[Records from a dataset]
((

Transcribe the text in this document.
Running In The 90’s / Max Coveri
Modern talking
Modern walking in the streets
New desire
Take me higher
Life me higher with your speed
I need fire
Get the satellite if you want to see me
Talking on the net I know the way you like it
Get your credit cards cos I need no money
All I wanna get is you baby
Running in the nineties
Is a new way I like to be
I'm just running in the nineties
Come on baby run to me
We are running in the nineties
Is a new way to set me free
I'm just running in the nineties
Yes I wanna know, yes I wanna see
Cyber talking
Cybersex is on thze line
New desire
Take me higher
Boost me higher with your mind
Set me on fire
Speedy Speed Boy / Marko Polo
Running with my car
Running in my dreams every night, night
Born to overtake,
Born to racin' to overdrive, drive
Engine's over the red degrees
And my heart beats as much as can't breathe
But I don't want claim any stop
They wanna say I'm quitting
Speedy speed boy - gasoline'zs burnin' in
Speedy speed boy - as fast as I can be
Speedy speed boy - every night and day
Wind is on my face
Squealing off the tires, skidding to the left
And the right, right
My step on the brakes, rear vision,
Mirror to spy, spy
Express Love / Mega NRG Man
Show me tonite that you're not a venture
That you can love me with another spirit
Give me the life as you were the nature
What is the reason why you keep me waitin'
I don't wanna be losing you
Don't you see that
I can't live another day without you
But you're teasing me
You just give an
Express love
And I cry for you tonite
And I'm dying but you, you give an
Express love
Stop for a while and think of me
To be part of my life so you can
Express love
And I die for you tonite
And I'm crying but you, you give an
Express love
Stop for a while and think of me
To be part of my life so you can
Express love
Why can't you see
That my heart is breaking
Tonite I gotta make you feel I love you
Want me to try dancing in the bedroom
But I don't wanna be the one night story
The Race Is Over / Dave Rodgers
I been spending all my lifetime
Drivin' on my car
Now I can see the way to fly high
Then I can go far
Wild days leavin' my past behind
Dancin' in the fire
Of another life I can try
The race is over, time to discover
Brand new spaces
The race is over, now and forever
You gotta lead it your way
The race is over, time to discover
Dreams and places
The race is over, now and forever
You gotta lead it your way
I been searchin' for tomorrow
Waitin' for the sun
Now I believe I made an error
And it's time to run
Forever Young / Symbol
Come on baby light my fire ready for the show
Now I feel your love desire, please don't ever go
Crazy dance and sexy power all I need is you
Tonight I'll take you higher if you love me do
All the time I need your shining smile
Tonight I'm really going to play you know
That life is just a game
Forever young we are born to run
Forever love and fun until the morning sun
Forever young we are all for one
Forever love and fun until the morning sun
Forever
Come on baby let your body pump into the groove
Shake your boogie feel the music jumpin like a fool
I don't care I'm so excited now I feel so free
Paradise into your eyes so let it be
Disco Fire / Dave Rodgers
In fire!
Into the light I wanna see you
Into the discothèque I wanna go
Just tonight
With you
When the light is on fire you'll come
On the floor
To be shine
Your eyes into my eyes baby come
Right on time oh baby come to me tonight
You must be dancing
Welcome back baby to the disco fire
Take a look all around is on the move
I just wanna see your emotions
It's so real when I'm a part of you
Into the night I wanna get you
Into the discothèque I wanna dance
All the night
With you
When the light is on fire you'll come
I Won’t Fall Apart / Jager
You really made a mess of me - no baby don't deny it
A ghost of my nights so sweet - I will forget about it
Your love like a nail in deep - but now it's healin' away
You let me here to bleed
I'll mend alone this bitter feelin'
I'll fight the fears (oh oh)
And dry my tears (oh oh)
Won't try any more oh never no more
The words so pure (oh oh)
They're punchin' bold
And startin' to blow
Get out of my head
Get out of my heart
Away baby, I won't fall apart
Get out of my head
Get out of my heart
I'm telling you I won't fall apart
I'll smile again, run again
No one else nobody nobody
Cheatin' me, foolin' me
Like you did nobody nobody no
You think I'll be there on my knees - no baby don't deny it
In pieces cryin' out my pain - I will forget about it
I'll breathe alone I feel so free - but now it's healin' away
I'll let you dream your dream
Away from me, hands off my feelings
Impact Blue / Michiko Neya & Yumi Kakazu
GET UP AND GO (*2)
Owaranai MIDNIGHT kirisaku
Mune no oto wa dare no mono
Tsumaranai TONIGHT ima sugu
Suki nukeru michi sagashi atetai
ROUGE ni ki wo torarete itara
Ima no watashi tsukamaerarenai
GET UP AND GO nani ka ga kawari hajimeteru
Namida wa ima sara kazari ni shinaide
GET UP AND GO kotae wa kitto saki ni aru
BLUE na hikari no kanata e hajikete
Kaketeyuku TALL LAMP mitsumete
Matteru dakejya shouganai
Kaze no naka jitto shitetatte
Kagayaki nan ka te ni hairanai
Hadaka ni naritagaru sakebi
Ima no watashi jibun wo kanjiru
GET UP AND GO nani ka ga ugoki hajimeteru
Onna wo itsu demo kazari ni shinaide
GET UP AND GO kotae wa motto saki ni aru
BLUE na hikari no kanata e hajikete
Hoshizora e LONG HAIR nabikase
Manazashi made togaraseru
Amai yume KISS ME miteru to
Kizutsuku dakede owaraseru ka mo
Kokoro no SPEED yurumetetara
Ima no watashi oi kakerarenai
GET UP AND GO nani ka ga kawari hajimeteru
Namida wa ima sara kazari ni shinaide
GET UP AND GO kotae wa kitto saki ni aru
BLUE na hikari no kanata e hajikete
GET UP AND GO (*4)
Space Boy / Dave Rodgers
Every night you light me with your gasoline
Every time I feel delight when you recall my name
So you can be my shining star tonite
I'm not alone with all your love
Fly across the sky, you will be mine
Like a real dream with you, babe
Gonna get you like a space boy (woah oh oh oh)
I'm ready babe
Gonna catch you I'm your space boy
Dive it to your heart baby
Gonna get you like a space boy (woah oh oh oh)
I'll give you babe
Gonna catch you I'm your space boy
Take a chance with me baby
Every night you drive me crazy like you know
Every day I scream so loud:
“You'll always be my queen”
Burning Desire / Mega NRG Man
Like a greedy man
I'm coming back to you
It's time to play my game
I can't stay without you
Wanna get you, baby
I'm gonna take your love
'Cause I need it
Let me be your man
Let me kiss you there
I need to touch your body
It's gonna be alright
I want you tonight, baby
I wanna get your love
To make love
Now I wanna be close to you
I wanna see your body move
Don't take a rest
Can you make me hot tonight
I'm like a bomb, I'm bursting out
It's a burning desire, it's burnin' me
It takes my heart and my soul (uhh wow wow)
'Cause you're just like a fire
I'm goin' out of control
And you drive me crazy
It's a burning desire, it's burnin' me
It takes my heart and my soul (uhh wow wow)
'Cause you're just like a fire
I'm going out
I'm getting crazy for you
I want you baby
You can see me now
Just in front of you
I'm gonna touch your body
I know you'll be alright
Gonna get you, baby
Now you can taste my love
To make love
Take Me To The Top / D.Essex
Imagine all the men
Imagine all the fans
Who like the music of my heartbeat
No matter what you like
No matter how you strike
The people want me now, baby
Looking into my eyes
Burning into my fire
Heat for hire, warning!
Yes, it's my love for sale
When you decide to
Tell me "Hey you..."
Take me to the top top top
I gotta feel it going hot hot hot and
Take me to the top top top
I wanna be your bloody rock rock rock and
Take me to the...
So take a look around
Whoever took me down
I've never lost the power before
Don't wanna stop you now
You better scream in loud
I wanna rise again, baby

))

TASK BRIEF -> Repeat each entry word for word.

RESPONSE ->
Transcribe the text in this document.
Running In The 90’s / Max Coveri
Modern talking
Modern walking in the streets
New desire
Take me higher
Life me higher with your speed
I need fire
Get the satellite if you want to see me
Talking on the net I know the way you like it
Get your credit cards cos I need no money
All I wanna get is you baby
Running in the nineties
Is a new way I like to be
I'm just running in the nineties
Come on baby run to me
We are running in the nineties
Is a new way to set me free
I'm just running in the nineties
Yes I wanna know, yes I wanna see
Cyber talking
Cybersex is on thze line
New desire
Take me higher
Boost me higher with your mind
Set me on fire
Speedy Speed Boy / Marko Polo
Running with my car
Running in my dreams every night, night
Born to overtake,
Born to racin' to overdrive, drive
Engine's over the red degrees
And my heart beats as much as can't breathe
But I don't want claim any stop
They wanna say I'm quitting
Speedy speed boy - gasoline'zs burnin' in
Speedy speed boy - as fast as I can be
Speedy speed boy - every night and day
Wind is on my face
Squealing off the tires, skidding to the left
And the right, right
My step on the brakes, rear vision,
Mirror to spy, spy
Express Love / Mega NRG Man
Show me tonite that you're not a venture
That you can love me with another spirit
Give me the life as you were the nature
What is the reason why you keep me waitin'
I don't wanna be losing you
Don't you see that
I can't live another day without you
But you're teasing me
You just give an
Express love
And I cry for you tonite
And I'm dying but you, you give an
Express love
Stop for a while and think of me
To be part of my life so you can
Express love
And I die for you tonite
And I'm crying but you, you give an
Express love
Stop for a while and think of me
To be part of my life so you can
Express love
Why can't you see
That my heart is breaking
Tonite I gotta make you feel I love you
Want me to try dancing in the bedroom
But I don't wanna be the one night story
The Race Is Over / Dave Rodgers
I been spending all my lifetime
Drivin' on my car
Now I can see the way to fly high
Then I can go far
Wild days leavin' my past behind
Dancin' in the fire
Of another life I can try
The race is over, time to discover
Brand new spaces
The race is over, now and forever
You gotta lead it your way
The race is over, time to discover
Dreams and places
The race is over, now and forever
You gotta lead it your way
I been searchin' for tomorrow
Waitin' for the sun
Now I believe I made an error
And it's time to run
Forever Young / Symbol
Come on baby light my fire ready for the show
Now I feel your love desire, please don't ever go
Crazy dance and sexy power all I need is you
Tonight I'll take you higher if you love me do
All the time I need your shining smile
Tonight I'm really going to play you know
That life is just a game
Forever young we are born to run
Forever love and fun until the morning sun
Forever young we are all for one
Forever love and fun until the morning sun
Forever
Come on baby let your body pump into the groove
Shake your boogie feel the music jumpin like a fool
I don't care I'm so excited now I feel so free
Paradise into your eyes so let it be
Disco Fire / Dave Rodgers
In fire!
Into the light I wanna see you
Into the discothèque I wanna go
Just tonight
With you
When the light is on fire you'll come
On the floor
To be shine
Your eyes into my eyes baby come
Right on time oh baby come to me tonight
You must be dancing
Welcome back baby to the disco fire
Take a look all around is on the move
I just wanna see your emotions
It's so real when I'm a part of you
Into the night I wanna get you
Into the discothèque I wanna dance
All the night
With you
When the light is on fire you'll come
I Won’t Fall Apart / Jager
You really made a mess of me - no baby don't deny it
A ghost of my nights so sweet - I will forget about it
Your love like a nail in deep - but now it's healin' away
You let me here to bleed
I'll mend alone this bitter feelin'
I'll fight the fears (oh oh)
And dry my tears (oh oh)
Won't try any more oh never no more
The words so pure (oh oh)
They're punchin' bold
And startin' to blow
Get out of my head
Get out of my heart
Away baby, I won't fall apart
Get out of my head
Get out of my heart
I'm telling you I won't fall apart
I'll smile again, run again
No one else nobody nobody
Cheatin' me, foolin' me
Like you did nobody nobody no
You think I'll be there on my knees - no baby don't deny it
In pieces cryin' out my pain - I will forget about it
I'll breathe alone I feel so free - but now it's healin' away
I'll let you dream your dream
Away from me, hands off my feelings
Impact Blue / Michiko Neya & Yumi Kakazu
GET UP AND GO (*2)
Owaranai MIDNIGHT kirisaku
Mune no oto wa dare no mono
Tsumaranai TONIGHT ima sugu
Suki nukeru michi sagashi atetai
ROUGE ni ki wo torarete itara
Ima no watashi tsukamaerarenai
GET UP AND GO nani ka ga kawari hajimeteru
Namida wa ima sara kazari ni shinaide
GET UP AND GO kotae wa kitto saki ni aru
BLUE na hikari no kanata e hajikete
Kaketeyuku TALL LAMP mitsumete
Matteru dakejya shouganai
Kaze no naka jitto shitetatte
Kagayaki nan ka te ni hairanai
Hadaka ni naritagaru sakebi
Ima no watashi jibun wo kanjiru
GET UP AND GO nani ka ga ugoki hajimeteru
Onna wo itsu demo kazari ni shinaide
GET UP AND GO kotae wa motto saki ni aru
BLUE na hikari no kanata e hajikete
Hoshizora e LONG HAIR nabikase
Manazashi made togaraseru
Amai yume KISS ME miteru to
Kizutsuku dakede owaraseru ka mo
Kokoro no SPEED yurumetetara
Ima no watashi oi kakerarenai
GET UP AND GO nani ka ga kawari hajimeteru
Namida wa ima sara kazari ni shinaide
GET UP AND GO kotae wa kitto saki ni aru
BLUE na hikari no kanata e hajikete
GET UP AND GO (*4)
Space Boy / Dave Rodgers
Every night you light me with your gasoline
Every time I feel delight when you recall my name
So you can be my shining star tonite
I'm not alone with all your love
Fly across the sky, you will be mine
Like a real dream with you, babe
Gonna get you like a space boy (woah oh oh oh)
I'm ready babe
Gonna catch you I'm your space boy
Dive it to your heart baby
Gonna get you like a space boy (woah oh oh oh)
I'll give you babe
Gonna catch you I'm your space boy
Take a chance with me baby
Every night you drive me crazy like you know
Every day I scream so loud:
“You'll always be my queen”
Burning Desire / Mega NRG Man
Like a greedy man
I'm coming back to you
It's time to play my game
I can't stay without you
Wanna get you, baby
I'm gonna take your love
'Cause I need it
Let me be your man
Let me kiss you there
I need to touch your body
It's gonna be alright
I want you tonight, baby
I wanna get your love
To make love
Now I wanna be close to you
I wanna see your body move
Don't take a rest
Can you make me hot tonight
I'm like a bomb, I'm bursting out
It's a burning desire, it's burnin' me
It takes my heart and my soul (uhh wow wow)
'Cause you're just like a fire
I'm goin' out of control
And you drive me crazy
It's a burning desire, it's burnin' me
It takes my heart and my soul (uhh wow wow)
'Cause you're just like a fire
I'm going out
I'm getting crazy for you
I want you baby
You can see me now
Just in front of you
I'm gonna touch your body
I know you'll be alright
Gonna get you, baby
Now you can taste my love
To make love
Take Me To The Top / D.Essex
Imagine all the men
Imagine all the fans
Who like the music of my heartbeat
No matter what you like
No matter how you strike
The people want me now, baby
Looking into my eyes
Burning into my fire
Heat for hire, warning!
Yes, it's my love for sale
When you decide to
Tell me "Hey you..."
Take me to the top top top
I gotta feel it going hot hot hot and
Take me to the top top top
I wanna be your bloody rock rock rock and
Take me to the...
So take a look around
Whoever took me down
I've never lost the power before
Don't wanna stop you now
You better scream in loud
I wanna rise again, baby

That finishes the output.